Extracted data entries

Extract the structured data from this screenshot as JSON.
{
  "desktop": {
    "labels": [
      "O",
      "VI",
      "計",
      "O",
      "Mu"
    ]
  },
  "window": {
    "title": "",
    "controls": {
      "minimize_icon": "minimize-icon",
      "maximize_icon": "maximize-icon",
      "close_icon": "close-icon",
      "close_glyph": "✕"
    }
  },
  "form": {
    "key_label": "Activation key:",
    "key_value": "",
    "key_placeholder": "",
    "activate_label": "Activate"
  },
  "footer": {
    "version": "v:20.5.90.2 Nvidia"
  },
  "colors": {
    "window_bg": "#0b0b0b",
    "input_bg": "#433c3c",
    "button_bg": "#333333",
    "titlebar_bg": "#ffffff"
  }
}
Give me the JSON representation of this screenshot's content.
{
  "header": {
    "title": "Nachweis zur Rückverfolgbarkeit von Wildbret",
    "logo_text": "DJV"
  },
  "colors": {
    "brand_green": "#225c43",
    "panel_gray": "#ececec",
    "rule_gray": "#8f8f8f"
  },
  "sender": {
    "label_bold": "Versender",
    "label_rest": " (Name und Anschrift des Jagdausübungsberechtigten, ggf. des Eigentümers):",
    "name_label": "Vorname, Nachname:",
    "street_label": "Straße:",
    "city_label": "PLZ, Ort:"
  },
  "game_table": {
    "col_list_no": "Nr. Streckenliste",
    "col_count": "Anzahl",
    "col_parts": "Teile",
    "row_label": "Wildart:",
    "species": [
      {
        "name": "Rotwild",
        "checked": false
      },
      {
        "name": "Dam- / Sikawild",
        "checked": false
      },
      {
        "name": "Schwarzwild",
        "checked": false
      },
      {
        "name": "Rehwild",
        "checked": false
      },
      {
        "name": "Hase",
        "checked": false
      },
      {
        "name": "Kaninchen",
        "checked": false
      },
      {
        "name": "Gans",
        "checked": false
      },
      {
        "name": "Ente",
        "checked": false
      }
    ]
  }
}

» **EXERCISE AIM**
Retype each record exactly, leaving nothing out.

» **EXPECTED OUTPUT**
Extract the structured data from this screenshot as JSON.
{
  "desktop": {
    "labels": [
      "O",
      "VI",
      "計",
      "O",
      "Mu"
    ]
  },
  "window": {
    "title": "",
    "controls": {
      "minimize_icon": "minimize-icon",
      "maximize_icon": "maximize-icon",
      "close_icon": "close-icon",
      "close_glyph": "✕"
    }
  },
  "form": {
    "key_label": "Activation key:",
    "key_value": "",
    "key_placeholder": "",
    "activate_label": "Activate"
  },
  "footer": {
    "version": "v:20.5.90.2 Nvidia"
  },
  "colors": {
    "window_bg": "#0b0b0b",
    "input_bg": "#433c3c",
    "button_bg": "#333333",
    "titlebar_bg": "#ffffff"
  }
}
Give me the JSON representation of this screenshot's content.
{
  "header": {
    "title": "Nachweis zur Rückverfolgbarkeit von Wildbret",
    "logo_text": "DJV"
  },
  "colors": {
    "brand_green": "#225c43",
    "panel_gray": "#ececec",
    "rule_gray": "#8f8f8f"
  },
  "sender": {
    "label_bold": "Versender",
    "label_rest": " (Name und Anschrift des Jagdausübungsberechtigten, ggf. des Eigentümers):",
    "name_label": "Vorname, Nachname:",
    "street_label": "Straße:",
    "city_label": "PLZ, Ort:"
  },
  "game_table": {
    "col_list_no": "Nr. Streckenliste",
    "col_count": "Anzahl",
    "col_parts": "Teile",
    "row_label": "Wildart:",
    "species": [
      {
        "name": "Rotwild",
        "checked": false
      },
      {
        "name": "Dam- / Sikawild",
        "checked": false
      },
      {
        "name": "Schwarzwild",
        "checked": false
      },
      {
        "name": "Rehwild",
        "checked": false
      },
      {
        "name": "Hase",
        "checked": false
      },
      {
        "name": "Kaninchen",
        "checked": false
      },
      {
        "name": "Gans",
        "checked": false
      },
      {
        "name": "Ente",
        "checked": false
      }
    ]
  }
}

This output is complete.